§ **Exercise data**:
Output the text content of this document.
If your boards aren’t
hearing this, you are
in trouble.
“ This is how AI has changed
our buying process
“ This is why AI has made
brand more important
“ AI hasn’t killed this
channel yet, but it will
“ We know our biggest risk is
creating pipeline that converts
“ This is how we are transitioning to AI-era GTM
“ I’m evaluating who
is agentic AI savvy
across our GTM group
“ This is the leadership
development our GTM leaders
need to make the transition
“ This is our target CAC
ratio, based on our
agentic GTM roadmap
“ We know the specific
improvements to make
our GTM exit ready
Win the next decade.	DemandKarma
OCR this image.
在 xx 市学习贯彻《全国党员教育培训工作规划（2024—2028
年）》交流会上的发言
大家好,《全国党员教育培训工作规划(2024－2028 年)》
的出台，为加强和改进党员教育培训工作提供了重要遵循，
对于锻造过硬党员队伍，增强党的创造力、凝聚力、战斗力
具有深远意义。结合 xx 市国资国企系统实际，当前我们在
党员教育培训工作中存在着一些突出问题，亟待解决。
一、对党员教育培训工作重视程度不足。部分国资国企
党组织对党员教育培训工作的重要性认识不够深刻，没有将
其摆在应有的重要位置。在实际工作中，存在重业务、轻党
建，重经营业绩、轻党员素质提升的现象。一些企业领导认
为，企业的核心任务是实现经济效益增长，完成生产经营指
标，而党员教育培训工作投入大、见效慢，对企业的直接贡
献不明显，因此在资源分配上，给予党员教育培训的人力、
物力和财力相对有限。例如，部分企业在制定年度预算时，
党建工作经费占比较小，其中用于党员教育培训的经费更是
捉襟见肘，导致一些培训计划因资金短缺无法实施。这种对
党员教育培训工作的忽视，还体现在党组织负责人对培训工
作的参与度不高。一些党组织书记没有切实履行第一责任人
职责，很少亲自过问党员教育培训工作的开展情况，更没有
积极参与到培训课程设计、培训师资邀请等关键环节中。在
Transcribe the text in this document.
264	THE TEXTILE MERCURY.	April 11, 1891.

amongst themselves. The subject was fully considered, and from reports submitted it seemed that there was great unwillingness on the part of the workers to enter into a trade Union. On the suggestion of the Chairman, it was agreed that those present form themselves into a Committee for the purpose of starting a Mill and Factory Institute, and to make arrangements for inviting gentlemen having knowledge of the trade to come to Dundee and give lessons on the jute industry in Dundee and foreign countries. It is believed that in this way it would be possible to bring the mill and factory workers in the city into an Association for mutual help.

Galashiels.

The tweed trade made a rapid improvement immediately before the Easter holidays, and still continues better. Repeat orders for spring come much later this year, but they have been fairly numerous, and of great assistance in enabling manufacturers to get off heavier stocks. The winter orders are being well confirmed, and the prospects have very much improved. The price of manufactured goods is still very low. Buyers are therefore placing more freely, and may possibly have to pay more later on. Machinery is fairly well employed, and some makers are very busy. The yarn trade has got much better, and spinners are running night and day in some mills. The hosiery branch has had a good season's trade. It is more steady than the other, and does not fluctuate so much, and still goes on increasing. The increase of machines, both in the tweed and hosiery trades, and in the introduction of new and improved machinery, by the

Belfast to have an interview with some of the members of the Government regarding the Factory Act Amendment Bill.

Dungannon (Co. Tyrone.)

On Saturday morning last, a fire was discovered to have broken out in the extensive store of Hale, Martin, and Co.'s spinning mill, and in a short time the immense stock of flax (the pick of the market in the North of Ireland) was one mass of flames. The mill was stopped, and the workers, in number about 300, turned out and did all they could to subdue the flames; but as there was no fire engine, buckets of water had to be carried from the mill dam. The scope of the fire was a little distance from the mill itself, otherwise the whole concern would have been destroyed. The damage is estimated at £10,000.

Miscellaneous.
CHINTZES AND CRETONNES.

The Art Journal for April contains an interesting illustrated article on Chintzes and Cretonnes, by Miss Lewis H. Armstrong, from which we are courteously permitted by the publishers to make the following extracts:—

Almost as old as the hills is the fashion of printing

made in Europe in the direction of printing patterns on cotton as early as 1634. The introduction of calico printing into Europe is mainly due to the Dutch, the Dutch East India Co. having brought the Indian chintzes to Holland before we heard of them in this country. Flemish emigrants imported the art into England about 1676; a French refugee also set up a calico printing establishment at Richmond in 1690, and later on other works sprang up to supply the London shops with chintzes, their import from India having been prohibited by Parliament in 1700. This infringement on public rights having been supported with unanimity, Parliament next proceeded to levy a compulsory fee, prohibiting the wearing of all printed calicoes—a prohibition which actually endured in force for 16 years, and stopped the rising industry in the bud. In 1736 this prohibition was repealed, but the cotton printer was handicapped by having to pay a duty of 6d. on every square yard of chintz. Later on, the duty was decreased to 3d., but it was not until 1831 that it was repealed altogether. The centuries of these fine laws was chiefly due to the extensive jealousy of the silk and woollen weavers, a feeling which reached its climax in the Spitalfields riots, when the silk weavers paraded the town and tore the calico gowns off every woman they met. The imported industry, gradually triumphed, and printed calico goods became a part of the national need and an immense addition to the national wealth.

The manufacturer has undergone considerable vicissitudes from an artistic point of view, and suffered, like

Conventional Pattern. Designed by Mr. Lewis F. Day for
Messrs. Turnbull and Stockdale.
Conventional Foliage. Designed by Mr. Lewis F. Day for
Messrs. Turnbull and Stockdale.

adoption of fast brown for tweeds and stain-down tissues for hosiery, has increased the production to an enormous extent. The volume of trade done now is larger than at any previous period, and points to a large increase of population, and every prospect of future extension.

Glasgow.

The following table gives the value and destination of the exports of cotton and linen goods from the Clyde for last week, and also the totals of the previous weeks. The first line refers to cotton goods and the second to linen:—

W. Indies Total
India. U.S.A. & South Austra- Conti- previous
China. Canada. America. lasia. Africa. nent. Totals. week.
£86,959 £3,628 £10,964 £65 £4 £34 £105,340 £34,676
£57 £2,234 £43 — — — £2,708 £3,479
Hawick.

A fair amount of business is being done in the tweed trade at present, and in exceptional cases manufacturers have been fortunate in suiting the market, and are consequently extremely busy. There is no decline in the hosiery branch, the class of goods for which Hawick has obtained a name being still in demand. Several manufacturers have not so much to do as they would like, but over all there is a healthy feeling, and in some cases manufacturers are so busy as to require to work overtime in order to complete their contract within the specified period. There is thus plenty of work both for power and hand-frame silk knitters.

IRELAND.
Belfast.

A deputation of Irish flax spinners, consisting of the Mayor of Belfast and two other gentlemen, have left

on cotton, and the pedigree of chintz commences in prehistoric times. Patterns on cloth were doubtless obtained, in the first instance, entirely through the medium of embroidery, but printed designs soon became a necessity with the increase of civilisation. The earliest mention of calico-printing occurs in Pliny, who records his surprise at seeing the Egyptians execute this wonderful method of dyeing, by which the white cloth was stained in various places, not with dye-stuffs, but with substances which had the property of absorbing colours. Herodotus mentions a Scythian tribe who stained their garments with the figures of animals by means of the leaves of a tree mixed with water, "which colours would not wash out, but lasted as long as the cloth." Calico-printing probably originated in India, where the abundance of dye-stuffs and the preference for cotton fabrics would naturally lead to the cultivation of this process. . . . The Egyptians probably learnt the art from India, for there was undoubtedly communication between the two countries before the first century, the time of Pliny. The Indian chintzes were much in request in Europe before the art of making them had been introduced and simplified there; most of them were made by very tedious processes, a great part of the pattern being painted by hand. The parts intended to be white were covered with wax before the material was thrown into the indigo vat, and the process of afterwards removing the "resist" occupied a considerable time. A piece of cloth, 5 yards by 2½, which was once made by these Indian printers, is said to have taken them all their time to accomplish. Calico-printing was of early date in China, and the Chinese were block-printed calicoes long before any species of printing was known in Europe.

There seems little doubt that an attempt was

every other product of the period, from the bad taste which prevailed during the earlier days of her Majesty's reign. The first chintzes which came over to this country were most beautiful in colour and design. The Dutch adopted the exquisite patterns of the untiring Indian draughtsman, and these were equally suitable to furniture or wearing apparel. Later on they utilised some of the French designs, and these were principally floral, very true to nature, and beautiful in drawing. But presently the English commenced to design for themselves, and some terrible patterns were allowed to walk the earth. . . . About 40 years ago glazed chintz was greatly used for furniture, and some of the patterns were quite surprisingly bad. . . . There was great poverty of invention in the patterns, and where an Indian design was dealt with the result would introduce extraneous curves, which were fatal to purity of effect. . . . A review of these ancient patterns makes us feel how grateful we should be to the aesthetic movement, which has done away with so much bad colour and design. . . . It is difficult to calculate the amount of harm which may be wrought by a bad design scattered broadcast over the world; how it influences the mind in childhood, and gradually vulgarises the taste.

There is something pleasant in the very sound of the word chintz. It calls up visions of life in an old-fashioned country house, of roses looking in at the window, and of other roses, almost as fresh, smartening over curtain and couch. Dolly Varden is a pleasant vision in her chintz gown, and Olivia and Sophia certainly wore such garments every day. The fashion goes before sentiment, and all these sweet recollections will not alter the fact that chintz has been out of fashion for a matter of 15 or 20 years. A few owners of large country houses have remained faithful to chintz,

§ **Stated goal**: A line counts if it holds the word "need". How many lines of the entries count? Give the number only.

§ **Response to this task**: 2